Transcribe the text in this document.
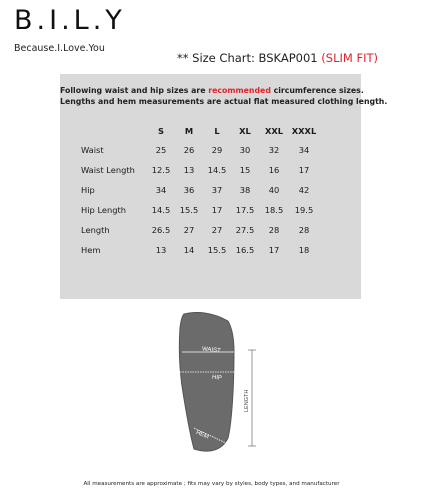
B.I.L.Y
Because.I.Love.You
** Size Chart: BSKAP001 (SLIM FIT)
Following waist and hip sizes are recommended circumference sizes.
Lengths and hem measurements are actual flat measured clothing length.
	S	M	L	XL	XXL	XXXL
Waist	25	26	29	30	32	34
Waist Length	12.5	13	14.5	15	16	17
Hip	34	36	37	38	40	42
Hip Length	14.5	15.5	17	17.5	18.5	19.5
Length	26.5	27	27	27.5	28	28
Hem	13	14	15.5	16.5	17	18
WAIST
HIP
HEM
LENGTH
All measurements are approximate ; fits may vary by styles, body types, and manufacturer
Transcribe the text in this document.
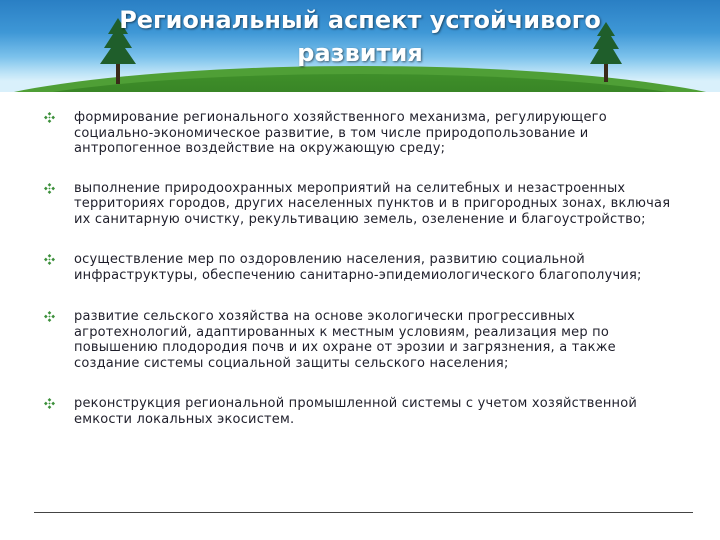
Региональный аспект устойчивого развития
формирование регионального хозяйственного механизма, регулирующего социально-экономическое развитие, в том числе природопользование и антропогенное воздействие на окружающую среду;
выполнение природоохранных мероприятий на селитебных и незастроенных территориях городов, других населенных пунктов и в пригородных зонах, включая их санитарную очистку, рекультивацию земель, озеленение и благоустройство;
осуществление мер по оздоровлению населения, развитию социальной инфраструктуры, обеспечению санитарно-эпидемиологического благополучия;
развитие сельского хозяйства на основе экологически прогрессивных агротехнологий, адаптированных к местным условиям, реализация мер по повышению плодородия почв и их охране от эрозии и загрязнения, а также создание системы социальной защиты сельского населения;
реконструкция региональной промышленной системы с учетом хозяйственной емкости локальных экосистем.
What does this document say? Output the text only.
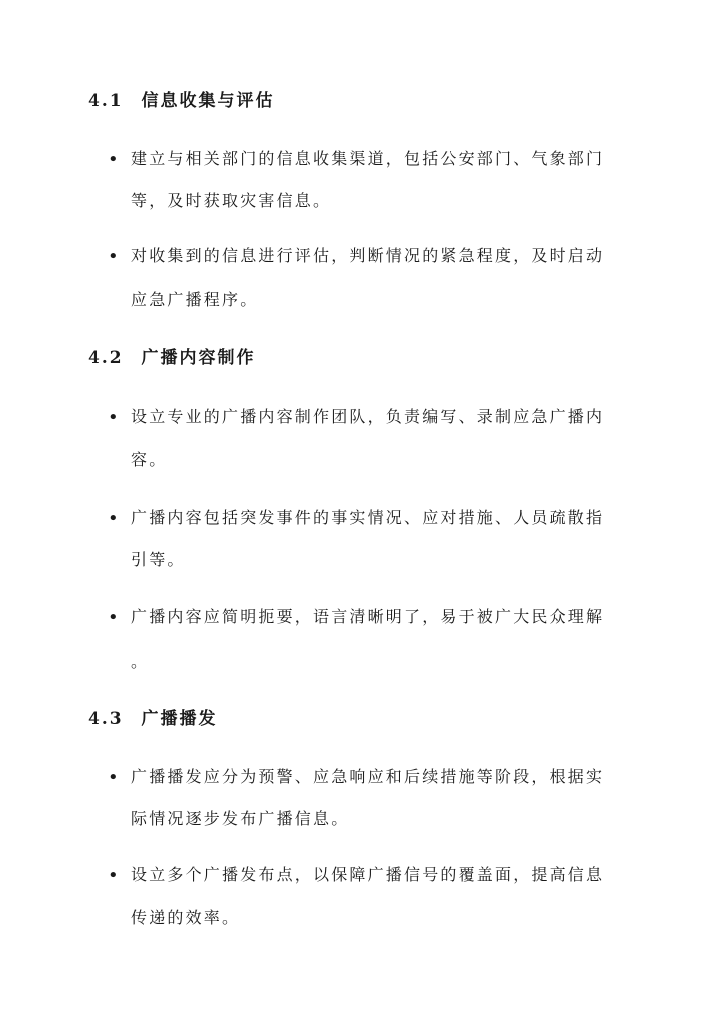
4.1 信息收集与评估
• 建立与相关部门的信息收集渠道，包括公安部门、气象部门
等，及时获取灾害信息。
• 对收集到的信息进行评估，判断情况的紧急程度，及时启动
应急广播程序。
4.2 广播内容制作
• 设立专业的广播内容制作团队，负责编写、录制应急广播内
容。
• 广播内容包括突发事件的事实情况、应对措施、人员疏散指
引等。
• 广播内容应简明扼要，语言清晰明了，易于被广大民众理解
。
4.3 广播播发
• 广播播发应分为预警、应急响应和后续措施等阶段，根据实
际情况逐步发布广播信息。
• 设立多个广播发布点，以保障广播信号的覆盖面，提高信息
传递的效率。
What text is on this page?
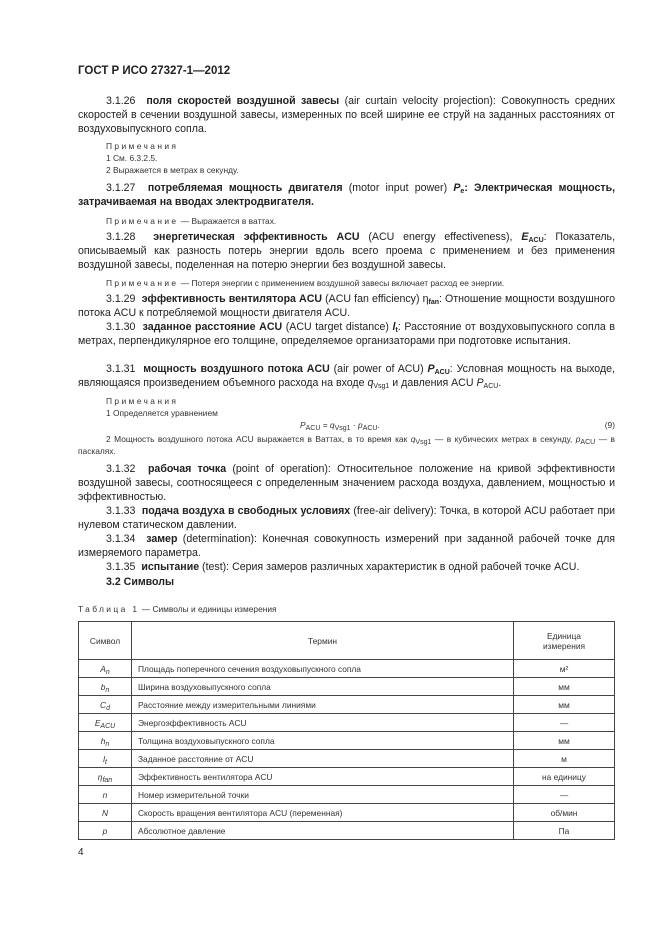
ГОСТ Р ИСО 27327-1—2012
3.1.26 поля скоростей воздушной завесы (air curtain velocity projection): Совокупность средних скоростей в сечении воздушной завесы, измеренных по всей ширине ее струй на заданных расстояниях от воздуховыпускного сопла.
Примечания
1 См. 6.3.2.5.
2 Выражается в метрах в секунду.
3.1.27 потребляемая мощность двигателя (motor input power) $P_e$: Электрическая мощность, затрачиваемая на вводах электродвигателя.
Примечание — Выражается в ваттах.
3.1.28 энергетическая эффективность ACU (ACU energy effectiveness), $E_{ACU}$: Показатель, описываемый как разность потерь энергии вдоль всего проема с применением и без применения воздушной завесы, поделенная на потерю энергии без воздушной завесы.
Примечание — Потеря энергии с применением воздушной завесы включает расход ее энергии.
3.1.29 эффективность вентилятора ACU (ACU fan efficiency) $\eta_{fan}$: Отношение мощности воздушного потока ACU к потребляемой мощности двигателя ACU.
3.1.30 заданное расстояние ACU (ACU target distance) $l_t$: Расстояние от воздуховыпускного сопла в метрах, перпендикулярное его толщине, определяемое организаторами при подготовке испытания.
3.1.31 мощность воздушного потока ACU (air power of ACU) $P_{ACU}$: Условная мощность на выходе, являющаяся произведением объемного расхода на входе $q_{Vsg1}$ и давления ACU $P_{ACU}$.
Примечания
1 Определяется уравнением
$P_{ACU} = q_{Vsg1} \cdot p_{ACU}$.	(9)
2 Мощность воздушного потока ACU выражается в Ваттах, в то время как $q_{Vsg1}$ — в кубических метрах в секунду, $p_{ACU}$ — в паскалях.
3.1.32 рабочая точка (point of operation): Относительное положение на кривой эффективности воздушной завесы, соотносящееся с определенным значением расхода воздуха, давлением, мощностью и эффективностью.
3.1.33 подача воздуха в свободных условиях (free-air delivery): Точка, в которой ACU работает при нулевом статическом давлении.
3.1.34 замер (determination): Конечная совокупность измерений при заданной рабочей точке для измеряемого параметра.
3.1.35 испытание (test): Серия замеров различных характеристик в одной рабочей точке ACU.
3.2 Символы
Таблица 1 — Символы и единицы измерения
Символ	Термин	Единица измерения
$A_n$	Площадь поперечного сечения воздуховыпускного сопла	м²
$b_n$	Ширина воздуховыпускного сопла	мм
$C_d$	Расстояние между измерительными линиями	мм
$E_{ACU}$	Энергоэффективность ACU	—
$h_n$	Толщина воздуховыпускного сопла	мм
$l_t$	Заданное расстояние от ACU	м
$\eta_{fan}$	Эффективность вентилятора ACU	на единицу
n	Номер измерительной точки	—
N	Скорость вращения вентилятора ACU (переменная)	об/мин
p	Абсолютное давление	Па
4
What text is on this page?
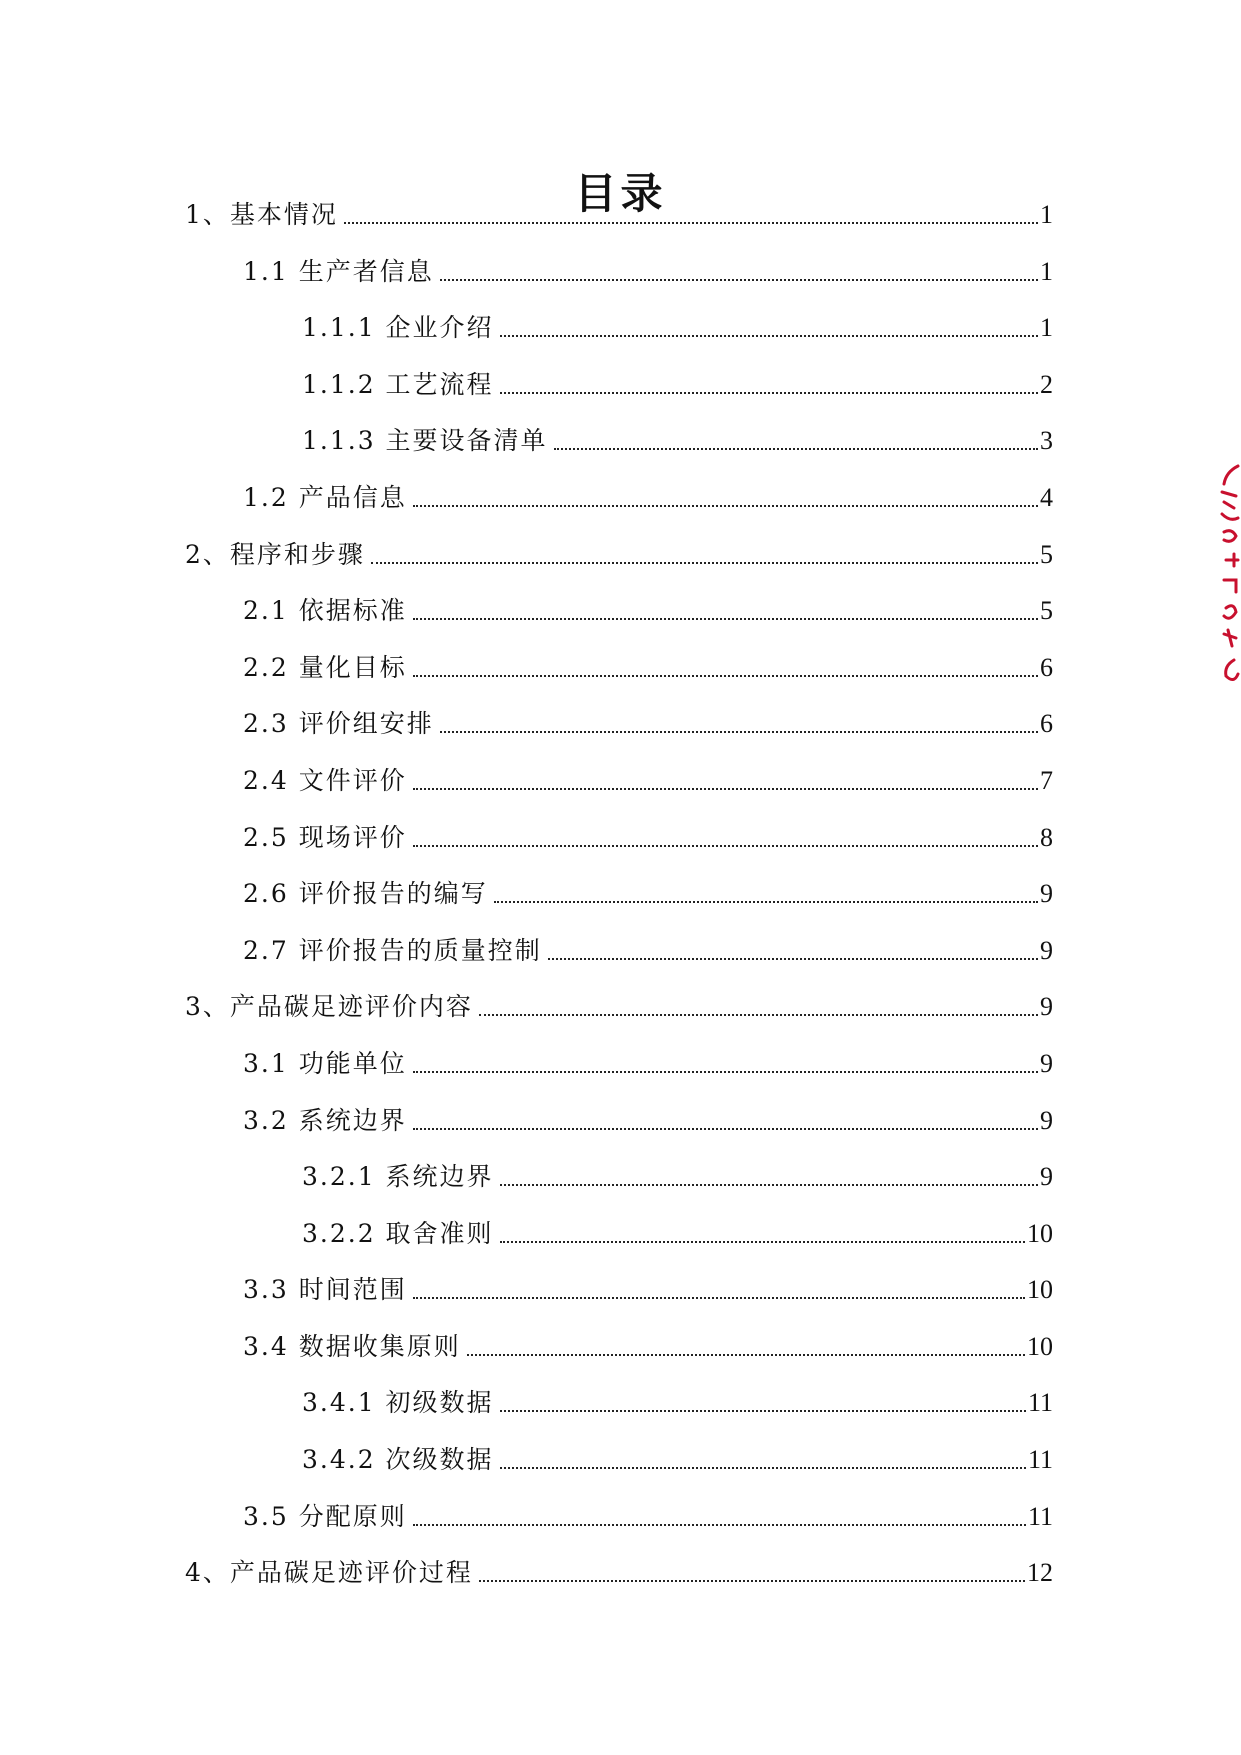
目录
1、基本情况	1
1.1 生产者信息	1
1.1.1 企业介绍	1
1.1.2 工艺流程	2
1.1.3 主要设备清单	3
1.2 产品信息	4
2、程序和步骤	5
2.1 依据标准	5
2.2 量化目标	6
2.3 评价组安排	6
2.4 文件评价	7
2.5 现场评价	8
2.6 评价报告的编写	9
2.7 评价报告的质量控制	9
3、产品碳足迹评价内容	9
3.1 功能单位	9
3.2 系统边界	9
3.2.1 系统边界	9
3.2.2 取舍准则	10
3.3 时间范围	10
3.4 数据收集原则	10
3.4.1 初级数据	11
3.4.2 次级数据	11
3.5 分配原则	11
4、产品碳足迹评价过程	12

— Given problem —
Which lines include the word "завесы"? List them all.

— Complete answer —
3.1.26 поля скоростей воздушной завесы (air curtain velocity projection): Совокупность средних скоростей в сечении воздушной завесы, измеренных по всей ширине ее струй на заданных расстояниях от воздуховыпускного сопла.
3.1.28 энергетическая эффективность ACU (ACU energy effectiveness), $E_{ACU}$: Показатель, описываемый как разность потерь энергии вдоль всего проема с применением и без применения воздушной завесы, поделенная на потерю энергии без воздушной завесы.
Примечание — Потеря энергии с применением воздушной завесы включает расход ее энергии.
3.1.32 рабочая точка (point of operation): Относительное положение на кривой эффективности воздушной завесы, соотносящееся с определенным значением расхода воздуха, давлением, мощностью и эффективностью.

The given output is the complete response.